───── THE DATA
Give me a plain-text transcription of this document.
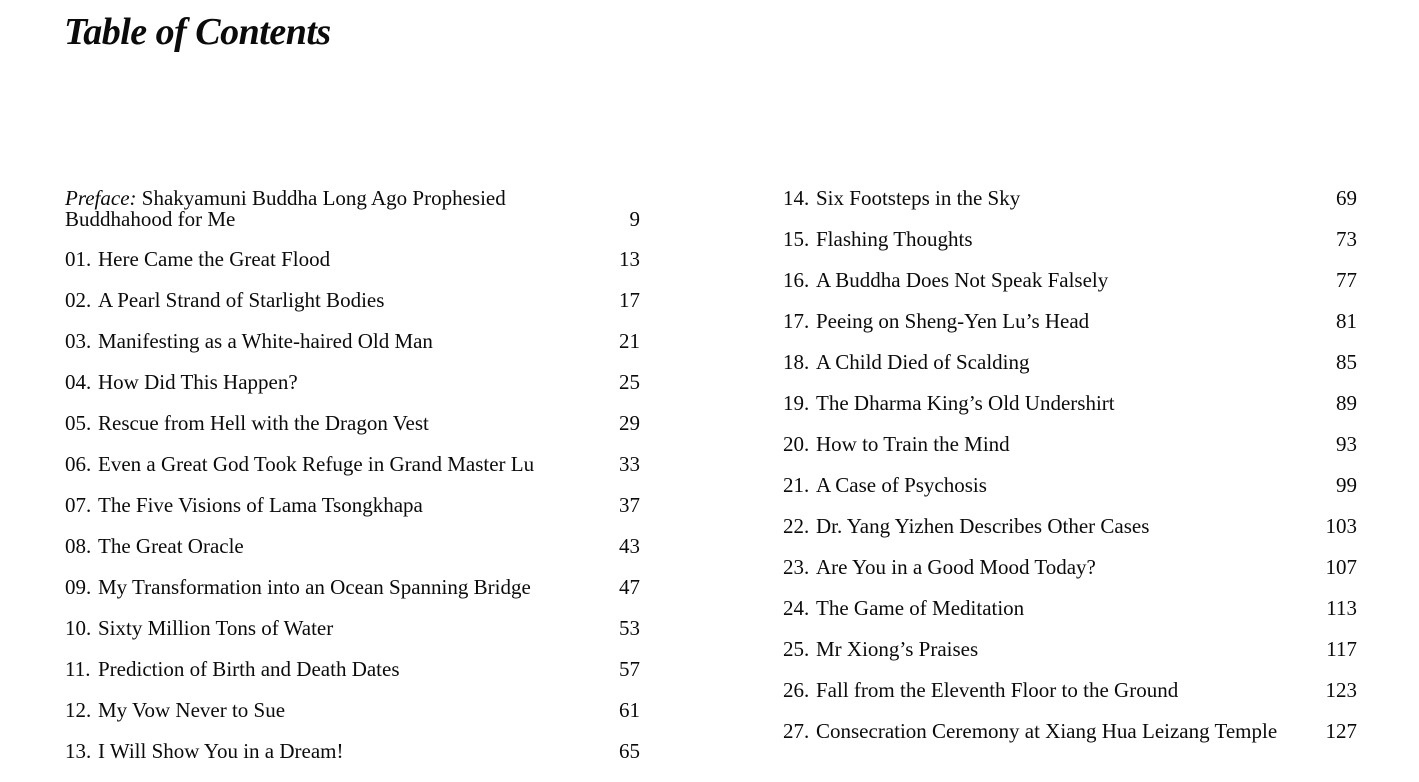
Table of Contents
Preface: Shakyamuni Buddha Long Ago Prophesied Buddhahood for Me	9
01. Here Came the Great Flood	13
02. A Pearl Strand of Starlight Bodies	17
03. Manifesting as a White-haired Old Man	21
04. How Did This Happen?	25
05. Rescue from Hell with the Dragon Vest	29
06. Even a Great God Took Refuge in Grand Master Lu	33
07. The Five Visions of Lama Tsongkhapa	37
08. The Great Oracle	43
09. My Transformation into an Ocean Spanning Bridge	47
10. Sixty Million Tons of Water	53
11. Prediction of Birth and Death Dates	57
12. My Vow Never to Sue	61
13. I Will Show You in a Dream!	65
14. Six Footsteps in the Sky	69
15. Flashing Thoughts	73
16. A Buddha Does Not Speak Falsely	77
17. Peeing on Sheng-Yen Lu’s Head	81
18. A Child Died of Scalding	85
19. The Dharma King’s Old Undershirt	89
20. How to Train the Mind	93
21. A Case of Psychosis	99
22. Dr. Yang Yizhen Describes Other Cases	103
23. Are You in a Good Mood Today?	107
24. The Game of Meditation	113
25. Mr Xiong’s Praises	117
26. Fall from the Eleventh Floor to the Ground	123
27. Consecration Ceremony at Xiang Hua Leizang Temple	127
──────────
§ **WHAT THE TASK REQUIRES**
Transcribe all the lines above exactly, apart from the pictures.

§ **RESULT BELOW**
Give me a plain-text transcription of this document.
Table of Contents
Preface: Shakyamuni Buddha Long Ago Prophesied Buddhahood for Me	9
01. Here Came the Great Flood	13
02. A Pearl Strand of Starlight Bodies	17
03. Manifesting as a White-haired Old Man	21
04. How Did This Happen?	25
05. Rescue from Hell with the Dragon Vest	29
06. Even a Great God Took Refuge in Grand Master Lu	33
07. The Five Visions of Lama Tsongkhapa	37
08. The Great Oracle	43
09. My Transformation into an Ocean Spanning Bridge	47
10. Sixty Million Tons of Water	53
11. Prediction of Birth and Death Dates	57
12. My Vow Never to Sue	61
13. I Will Show You in a Dream!	65
14. Six Footsteps in the Sky	69
15. Flashing Thoughts	73
16. A Buddha Does Not Speak Falsely	77
17. Peeing on Sheng-Yen Lu’s Head	81
18. A Child Died of Scalding	85
19. The Dharma King’s Old Undershirt	89
20. How to Train the Mind	93
21. A Case of Psychosis	99
22. Dr. Yang Yizhen Describes Other Cases	103
23. Are You in a Good Mood Today?	107
24. The Game of Meditation	113
25. Mr Xiong’s Praises	117
26. Fall from the Eleventh Floor to the Ground	123
27. Consecration Ceremony at Xiang Hua Leizang Temple	127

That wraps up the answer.